Your instructions - Copy out the entire passage below on the Synthesizer and its data flow, word for word.

In steps (l)-(5) the developer interacts with the Synthesizer via its graphical 
Authoring Interface, while in step (6) the Synthesizer acts as a run-time engine to make 
the finished product guide available to end users. 

Fig. 2 shows the data flow between the components of the Synthesizer, to 
demonstrate how it uses the information created in the process described in Fig. 1 to 
generate an interactive product comparison guide. The developer (20) of the comparison 
guide interacts with the Synthesizer's (28) Authoring Interface (30) to develop user 
profiles and snippets (22); to develop features and their associated scoring functions and 
snippets (23); and to enter or edit feature values in the product database (24). The 
Authoring Interface (30) uses the Text Generator (26) to generate sample texts that help 
the developer to create snippets in the proper form.

Data -
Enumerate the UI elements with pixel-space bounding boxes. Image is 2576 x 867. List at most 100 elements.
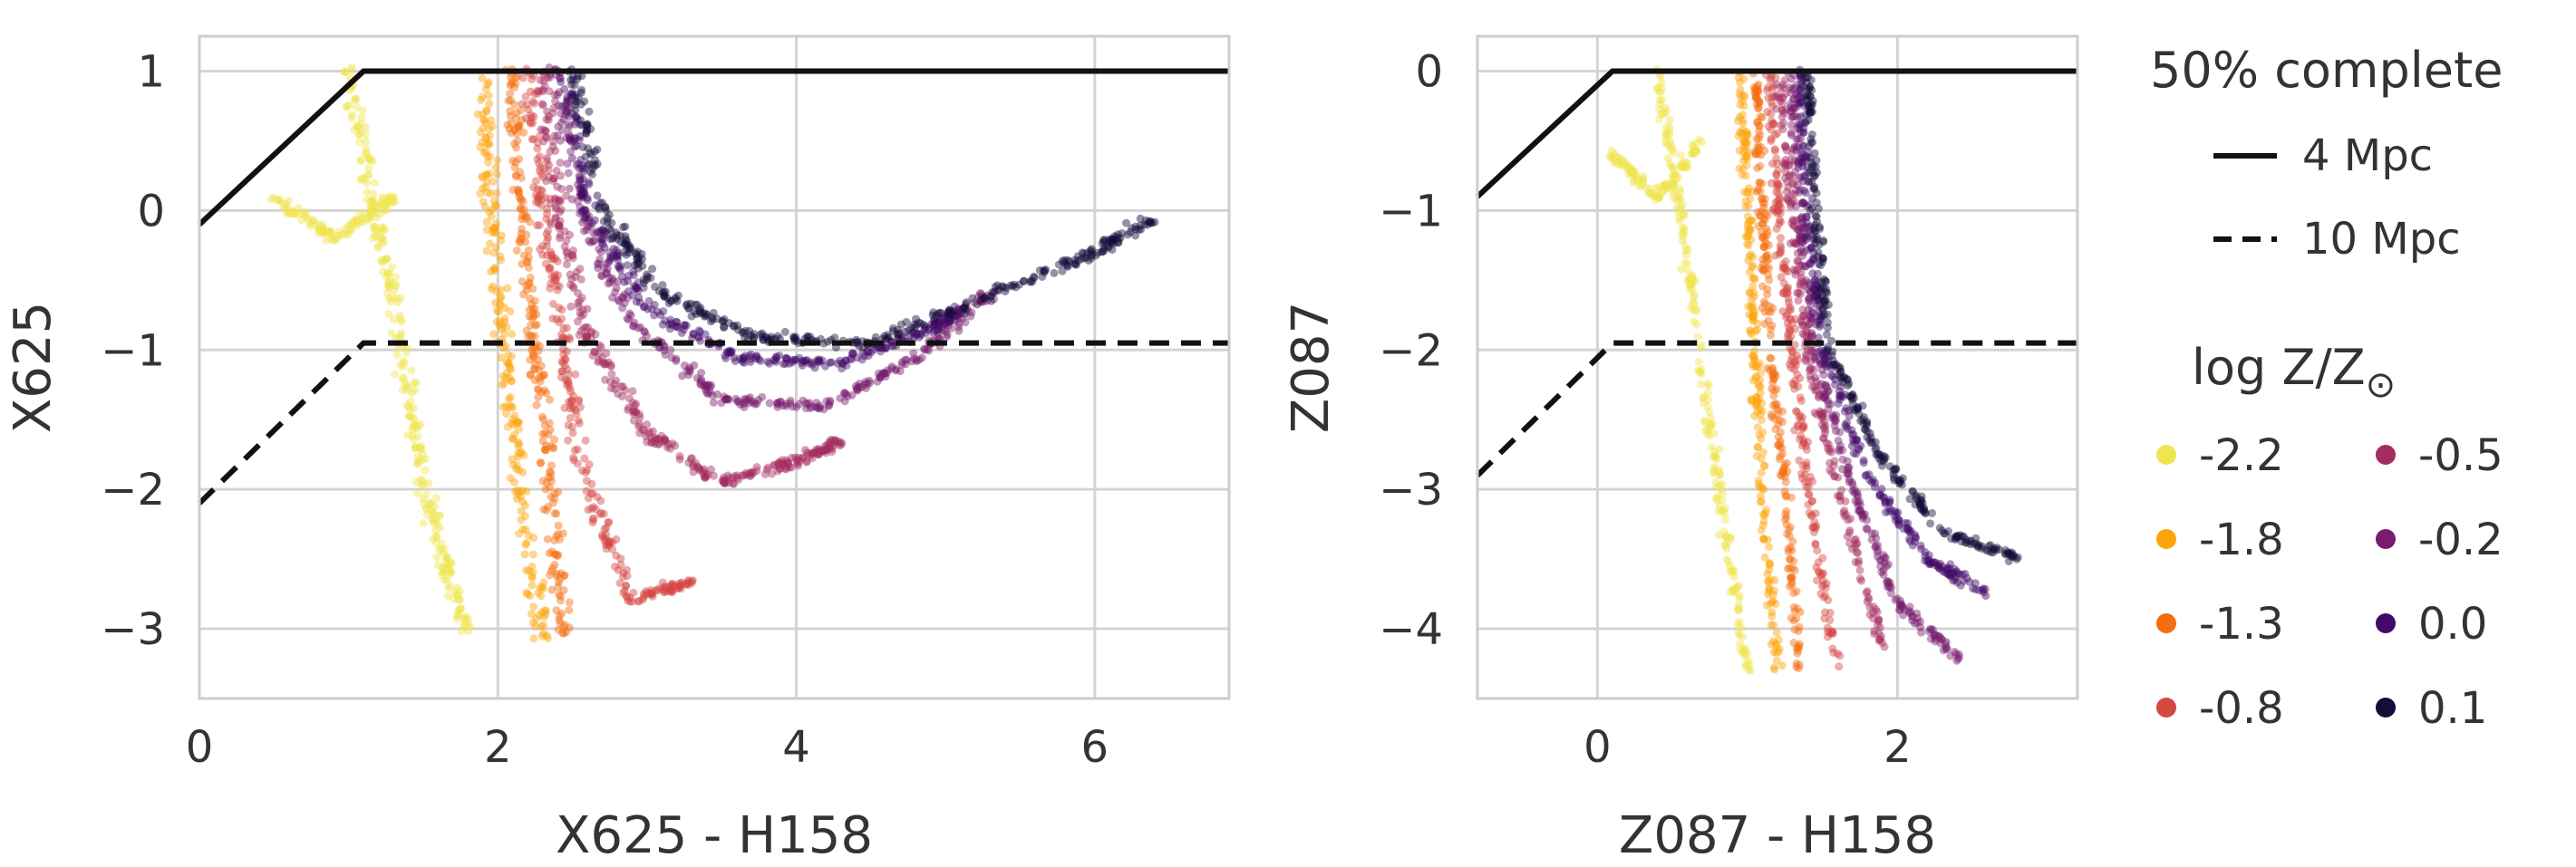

The answer -
In steps (l)-(5) the developer interacts with the Synthesizer via its graphical 
Authoring Interface, while in step (6) the Synthesizer acts as a run-time engine to make 
the finished product guide available to end users. 

Fig. 2 shows the data flow between the components of the Synthesizer, to 
demonstrate how it uses the information created in the process described in Fig. 1 to 
generate an interactive product comparison guide. The developer (20) of the comparison 
guide interacts with the Synthesizer's (28) Authoring Interface (30) to develop user 
profiles and snippets (22); to develop features and their associated scoring functions and 
snippets (23); and to enter or edit feature values in the product database (24). The 
Authoring Interface (30) uses the Text Generator (26) to generate sample texts that help 
the developer to create snippets in the proper form.